## Work to do:
Repeat the material exactly as it appears.

--- Start of Given data ---

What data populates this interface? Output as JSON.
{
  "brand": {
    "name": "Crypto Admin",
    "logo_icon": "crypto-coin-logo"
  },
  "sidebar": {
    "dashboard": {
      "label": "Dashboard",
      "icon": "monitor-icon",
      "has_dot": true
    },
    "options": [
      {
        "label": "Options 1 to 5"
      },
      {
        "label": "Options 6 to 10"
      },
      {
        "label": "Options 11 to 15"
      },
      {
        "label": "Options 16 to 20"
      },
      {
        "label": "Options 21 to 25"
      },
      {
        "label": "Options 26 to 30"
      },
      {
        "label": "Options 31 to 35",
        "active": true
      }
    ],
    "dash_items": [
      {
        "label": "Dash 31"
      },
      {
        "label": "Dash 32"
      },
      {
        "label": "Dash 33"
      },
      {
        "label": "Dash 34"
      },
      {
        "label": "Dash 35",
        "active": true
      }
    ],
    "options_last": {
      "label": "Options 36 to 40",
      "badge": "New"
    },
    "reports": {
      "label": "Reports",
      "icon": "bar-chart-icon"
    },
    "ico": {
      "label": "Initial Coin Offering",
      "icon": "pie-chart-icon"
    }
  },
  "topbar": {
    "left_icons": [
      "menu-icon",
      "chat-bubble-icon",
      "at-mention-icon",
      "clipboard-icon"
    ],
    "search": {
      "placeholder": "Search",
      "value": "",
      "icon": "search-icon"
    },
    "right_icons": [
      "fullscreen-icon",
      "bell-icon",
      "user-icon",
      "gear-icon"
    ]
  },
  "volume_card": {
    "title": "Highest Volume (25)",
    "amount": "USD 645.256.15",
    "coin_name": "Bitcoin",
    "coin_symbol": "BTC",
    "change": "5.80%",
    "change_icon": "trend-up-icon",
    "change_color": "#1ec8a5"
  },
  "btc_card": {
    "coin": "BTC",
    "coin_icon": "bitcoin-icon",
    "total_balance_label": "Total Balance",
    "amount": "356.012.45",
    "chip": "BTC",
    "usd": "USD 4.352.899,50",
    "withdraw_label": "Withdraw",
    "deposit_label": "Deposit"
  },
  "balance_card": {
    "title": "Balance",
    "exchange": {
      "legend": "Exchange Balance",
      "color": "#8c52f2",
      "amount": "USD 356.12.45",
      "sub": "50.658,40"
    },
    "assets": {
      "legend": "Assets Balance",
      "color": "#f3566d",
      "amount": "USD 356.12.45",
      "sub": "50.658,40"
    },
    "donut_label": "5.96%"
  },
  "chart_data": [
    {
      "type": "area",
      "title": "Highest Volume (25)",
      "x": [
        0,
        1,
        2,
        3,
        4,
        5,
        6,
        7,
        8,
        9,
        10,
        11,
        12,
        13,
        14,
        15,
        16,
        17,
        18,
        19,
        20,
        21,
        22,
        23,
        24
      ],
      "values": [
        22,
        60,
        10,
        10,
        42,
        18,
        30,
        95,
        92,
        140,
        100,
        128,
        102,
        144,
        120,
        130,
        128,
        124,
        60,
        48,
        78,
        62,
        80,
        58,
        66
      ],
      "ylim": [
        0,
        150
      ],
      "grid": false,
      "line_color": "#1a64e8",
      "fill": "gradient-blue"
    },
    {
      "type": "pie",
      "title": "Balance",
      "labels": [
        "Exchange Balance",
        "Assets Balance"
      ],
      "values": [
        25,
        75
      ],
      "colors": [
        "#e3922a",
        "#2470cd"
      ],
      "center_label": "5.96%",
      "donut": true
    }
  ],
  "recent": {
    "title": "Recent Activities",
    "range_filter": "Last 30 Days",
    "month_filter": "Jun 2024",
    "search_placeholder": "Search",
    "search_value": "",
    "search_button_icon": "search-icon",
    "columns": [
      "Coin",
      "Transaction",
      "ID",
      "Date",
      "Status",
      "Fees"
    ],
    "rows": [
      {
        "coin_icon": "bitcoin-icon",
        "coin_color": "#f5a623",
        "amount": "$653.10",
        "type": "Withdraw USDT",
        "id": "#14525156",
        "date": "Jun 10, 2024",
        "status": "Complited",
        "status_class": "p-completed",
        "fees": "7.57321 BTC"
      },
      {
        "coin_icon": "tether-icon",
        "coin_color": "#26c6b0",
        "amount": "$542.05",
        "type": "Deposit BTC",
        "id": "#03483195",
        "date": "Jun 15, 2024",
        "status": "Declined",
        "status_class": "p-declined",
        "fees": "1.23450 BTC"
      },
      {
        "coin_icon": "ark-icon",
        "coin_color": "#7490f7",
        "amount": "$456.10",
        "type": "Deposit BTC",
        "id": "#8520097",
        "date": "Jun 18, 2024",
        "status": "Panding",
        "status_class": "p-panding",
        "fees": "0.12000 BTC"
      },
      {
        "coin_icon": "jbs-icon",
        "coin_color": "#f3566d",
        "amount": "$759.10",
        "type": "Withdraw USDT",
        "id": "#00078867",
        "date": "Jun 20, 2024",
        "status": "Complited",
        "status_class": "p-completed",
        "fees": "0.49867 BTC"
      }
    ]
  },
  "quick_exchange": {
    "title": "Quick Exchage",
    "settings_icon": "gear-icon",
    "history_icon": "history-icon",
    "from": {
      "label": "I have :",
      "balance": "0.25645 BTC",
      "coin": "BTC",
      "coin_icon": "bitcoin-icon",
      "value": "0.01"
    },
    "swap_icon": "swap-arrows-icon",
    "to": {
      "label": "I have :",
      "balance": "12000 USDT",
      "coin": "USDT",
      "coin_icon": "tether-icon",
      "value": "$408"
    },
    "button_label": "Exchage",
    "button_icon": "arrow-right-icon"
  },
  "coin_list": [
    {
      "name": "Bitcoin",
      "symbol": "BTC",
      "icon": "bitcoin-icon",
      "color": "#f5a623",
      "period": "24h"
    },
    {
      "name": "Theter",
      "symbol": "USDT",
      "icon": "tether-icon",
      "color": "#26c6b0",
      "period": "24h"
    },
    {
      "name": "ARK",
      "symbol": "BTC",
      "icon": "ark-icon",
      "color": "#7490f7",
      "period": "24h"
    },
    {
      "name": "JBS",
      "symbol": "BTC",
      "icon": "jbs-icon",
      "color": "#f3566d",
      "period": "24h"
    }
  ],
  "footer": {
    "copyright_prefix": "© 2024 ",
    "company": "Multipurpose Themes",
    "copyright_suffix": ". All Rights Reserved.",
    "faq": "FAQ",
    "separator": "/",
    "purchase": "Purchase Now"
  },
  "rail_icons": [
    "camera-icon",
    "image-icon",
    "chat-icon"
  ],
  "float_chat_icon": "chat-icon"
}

--- End of Given data ---

## Output for this task:
What data populates this interface? Output as JSON.
{
  "brand": {
    "name": "Crypto Admin",
    "logo_icon": "crypto-coin-logo"
  },
  "sidebar": {
    "dashboard": {
      "label": "Dashboard",
      "icon": "monitor-icon",
      "has_dot": true
    },
    "options": [
      {
        "label": "Options 1 to 5"
      },
      {
        "label": "Options 6 to 10"
      },
      {
        "label": "Options 11 to 15"
      },
      {
        "label": "Options 16 to 20"
      },
      {
        "label": "Options 21 to 25"
      },
      {
        "label": "Options 26 to 30"
      },
      {
        "label": "Options 31 to 35",
        "active": true
      }
    ],
    "dash_items": [
      {
        "label": "Dash 31"
      },
      {
        "label": "Dash 32"
      },
      {
        "label": "Dash 33"
      },
      {
        "label": "Dash 34"
      },
      {
        "label": "Dash 35",
        "active": true
      }
    ],
    "options_last": {
      "label": "Options 36 to 40",
      "badge": "New"
    },
    "reports": {
      "label": "Reports",
      "icon": "bar-chart-icon"
    },
    "ico": {
      "label": "Initial Coin Offering",
      "icon": "pie-chart-icon"
    }
  },
  "topbar": {
    "left_icons": [
      "menu-icon",
      "chat-bubble-icon",
      "at-mention-icon",
      "clipboard-icon"
    ],
    "search": {
      "placeholder": "Search",
      "value": "",
      "icon": "search-icon"
    },
    "right_icons": [
      "fullscreen-icon",
      "bell-icon",
      "user-icon",
      "gear-icon"
    ]
  },
  "volume_card": {
    "title": "Highest Volume (25)",
    "amount": "USD 645.256.15",
    "coin_name": "Bitcoin",
    "coin_symbol": "BTC",
    "change": "5.80%",
    "change_icon": "trend-up-icon",
    "change_color": "#1ec8a5"
  },
  "btc_card": {
    "coin": "BTC",
    "coin_icon": "bitcoin-icon",
    "total_balance_label": "Total Balance",
    "amount": "356.012.45",
    "chip": "BTC",
    "usd": "USD 4.352.899,50",
    "withdraw_label": "Withdraw",
    "deposit_label": "Deposit"
  },
  "balance_card": {
    "title": "Balance",
    "exchange": {
      "legend": "Exchange Balance",
      "color": "#8c52f2",
      "amount": "USD 356.12.45",
      "sub": "50.658,40"
    },
    "assets": {
      "legend": "Assets Balance",
      "color": "#f3566d",
      "amount": "USD 356.12.45",
      "sub": "50.658,40"
    },
    "donut_label": "5.96%"
  },
  "chart_data": [
    {
      "type": "area",
      "title": "Highest Volume (25)",
      "x": [
        0,
        1,
        2,
        3,
        4,
        5,
        6,
        7,
        8,
        9,
        10,
        11,
        12,
        13,
        14,
        15,
        16,
        17,
        18,
        19,
        20,
        21,
        22,
        23,
        24
      ],
      "values": [
        22,
        60,
        10,
        10,
        42,
        18,
        30,
        95,
        92,
        140,
        100,
        128,
        102,
        144,
        120,
        130,
        128,
        124,
        60,
        48,
        78,
        62,
        80,
        58,
        66
      ],
      "ylim": [
        0,
        150
      ],
      "grid": false,
      "line_color": "#1a64e8",
      "fill": "gradient-blue"
    },
    {
      "type": "pie",
      "title": "Balance",
      "labels": [
        "Exchange Balance",
        "Assets Balance"
      ],
      "values": [
        25,
        75
      ],
      "colors": [
        "#e3922a",
        "#2470cd"
      ],
      "center_label": "5.96%",
      "donut": true
    }
  ],
  "recent": {
    "title": "Recent Activities",
    "range_filter": "Last 30 Days",
    "month_filter": "Jun 2024",
    "search_placeholder": "Search",
    "search_value": "",
    "search_button_icon": "search-icon",
    "columns": [
      "Coin",
      "Transaction",
      "ID",
      "Date",
      "Status",
      "Fees"
    ],
    "rows": [
      {
        "coin_icon": "bitcoin-icon",
        "coin_color": "#f5a623",
        "amount": "$653.10",
        "type": "Withdraw USDT",
        "id": "#14525156",
        "date": "Jun 10, 2024",
        "status": "Complited",
        "status_class": "p-completed",
        "fees": "7.57321 BTC"
      },
      {
        "coin_icon": "tether-icon",
        "coin_color": "#26c6b0",
        "amount": "$542.05",
        "type": "Deposit BTC",
        "id": "#03483195",
        "date": "Jun 15, 2024",
        "status": "Declined",
        "status_class": "p-declined",
        "fees": "1.23450 BTC"
      },
      {
        "coin_icon": "ark-icon",
        "coin_color": "#7490f7",
        "amount": "$456.10",
        "type": "Deposit BTC",
        "id": "#8520097",
        "date": "Jun 18, 2024",
        "status": "Panding",
        "status_class": "p-panding",
        "fees": "0.12000 BTC"
      },
      {
        "coin_icon": "jbs-icon",
        "coin_color": "#f3566d",
        "amount": "$759.10",
        "type": "Withdraw USDT",
        "id": "#00078867",
        "date": "Jun 20, 2024",
        "status": "Complited",
        "status_class": "p-completed",
        "fees": "0.49867 BTC"
      }
    ]
  },
  "quick_exchange": {
    "title": "Quick Exchage",
    "settings_icon": "gear-icon",
    "history_icon": "history-icon",
    "from": {
      "label": "I have :",
      "balance": "0.25645 BTC",
      "coin": "BTC",
      "coin_icon": "bitcoin-icon",
      "value": "0.01"
    },
    "swap_icon": "swap-arrows-icon",
    "to": {
      "label": "I have :",
      "balance": "12000 USDT",
      "coin": "USDT",
      "coin_icon": "tether-icon",
      "value": "$408"
    },
    "button_label": "Exchage",
    "button_icon": "arrow-right-icon"
  },
  "coin_list": [
    {
      "name": "Bitcoin",
      "symbol": "BTC",
      "icon": "bitcoin-icon",
      "color": "#f5a623",
      "period": "24h"
    },
    {
      "name": "Theter",
      "symbol": "USDT",
      "icon": "tether-icon",
      "color": "#26c6b0",
      "period": "24h"
    },
    {
      "name": "ARK",
      "symbol": "BTC",
      "icon": "ark-icon",
      "color": "#7490f7",
      "period": "24h"
    },
    {
      "name": "JBS",
      "symbol": "BTC",
      "icon": "jbs-icon",
      "color": "#f3566d",
      "period": "24h"
    }
  ],
  "footer": {
    "copyright_prefix": "© 2024 ",
    "company": "Multipurpose Themes",
    "copyright_suffix": ". All Rights Reserved.",
    "faq": "FAQ",
    "separator": "/",
    "purchase": "Purchase Now"
  },
  "rail_icons": [
    "camera-icon",
    "image-icon",
    "chat-icon"
  ],
  "float_chat_icon": "chat-icon"
}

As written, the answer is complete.